### What the exercise asks
Exactly as they appear, output all of the entries.

### Records for processing
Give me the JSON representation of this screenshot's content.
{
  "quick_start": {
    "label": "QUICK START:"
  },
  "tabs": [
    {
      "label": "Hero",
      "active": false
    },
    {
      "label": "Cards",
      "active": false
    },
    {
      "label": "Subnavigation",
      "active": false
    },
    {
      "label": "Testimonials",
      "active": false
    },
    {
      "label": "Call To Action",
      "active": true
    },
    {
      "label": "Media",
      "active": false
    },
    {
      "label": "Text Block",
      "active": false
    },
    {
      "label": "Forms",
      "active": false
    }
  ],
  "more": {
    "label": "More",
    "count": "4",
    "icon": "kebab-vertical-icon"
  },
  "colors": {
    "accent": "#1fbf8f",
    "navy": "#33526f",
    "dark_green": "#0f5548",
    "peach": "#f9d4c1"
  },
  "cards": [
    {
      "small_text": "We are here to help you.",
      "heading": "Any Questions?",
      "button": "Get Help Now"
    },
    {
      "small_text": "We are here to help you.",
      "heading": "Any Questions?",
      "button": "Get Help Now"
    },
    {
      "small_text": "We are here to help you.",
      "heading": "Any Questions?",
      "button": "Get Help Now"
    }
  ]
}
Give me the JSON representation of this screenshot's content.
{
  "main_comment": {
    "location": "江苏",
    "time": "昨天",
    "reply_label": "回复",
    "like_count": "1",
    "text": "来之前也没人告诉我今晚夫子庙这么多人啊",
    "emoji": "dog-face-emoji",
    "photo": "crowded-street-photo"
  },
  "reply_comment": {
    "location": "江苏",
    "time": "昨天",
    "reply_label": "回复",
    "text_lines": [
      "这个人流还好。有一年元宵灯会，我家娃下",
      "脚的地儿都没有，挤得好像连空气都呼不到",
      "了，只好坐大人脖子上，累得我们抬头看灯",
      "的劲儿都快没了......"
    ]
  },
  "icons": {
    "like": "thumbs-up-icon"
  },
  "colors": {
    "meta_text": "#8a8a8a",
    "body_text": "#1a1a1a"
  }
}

### Final result
Give me the JSON representation of this screenshot's content.
{
  "quick_start": {
    "label": "QUICK START:"
  },
  "tabs": [
    {
      "label": "Hero",
      "active": false
    },
    {
      "label": "Cards",
      "active": false
    },
    {
      "label": "Subnavigation",
      "active": false
    },
    {
      "label": "Testimonials",
      "active": false
    },
    {
      "label": "Call To Action",
      "active": true
    },
    {
      "label": "Media",
      "active": false
    },
    {
      "label": "Text Block",
      "active": false
    },
    {
      "label": "Forms",
      "active": false
    }
  ],
  "more": {
    "label": "More",
    "count": "4",
    "icon": "kebab-vertical-icon"
  },
  "colors": {
    "accent": "#1fbf8f",
    "navy": "#33526f",
    "dark_green": "#0f5548",
    "peach": "#f9d4c1"
  },
  "cards": [
    {
      "small_text": "We are here to help you.",
      "heading": "Any Questions?",
      "button": "Get Help Now"
    },
    {
      "small_text": "We are here to help you.",
      "heading": "Any Questions?",
      "button": "Get Help Now"
    },
    {
      "small_text": "We are here to help you.",
      "heading": "Any Questions?",
      "button": "Get Help Now"
    }
  ]
}
Give me the JSON representation of this screenshot's content.
{
  "main_comment": {
    "location": "江苏",
    "time": "昨天",
    "reply_label": "回复",
    "like_count": "1",
    "text": "来之前也没人告诉我今晚夫子庙这么多人啊",
    "emoji": "dog-face-emoji",
    "photo": "crowded-street-photo"
  },
  "reply_comment": {
    "location": "江苏",
    "time": "昨天",
    "reply_label": "回复",
    "text_lines": [
      "这个人流还好。有一年元宵灯会，我家娃下",
      "脚的地儿都没有，挤得好像连空气都呼不到",
      "了，只好坐大人脖子上，累得我们抬头看灯",
      "的劲儿都快没了......"
    ]
  },
  "icons": {
    "like": "thumbs-up-icon"
  },
  "colors": {
    "meta_text": "#8a8a8a",
    "body_text": "#1a1a1a"
  }
}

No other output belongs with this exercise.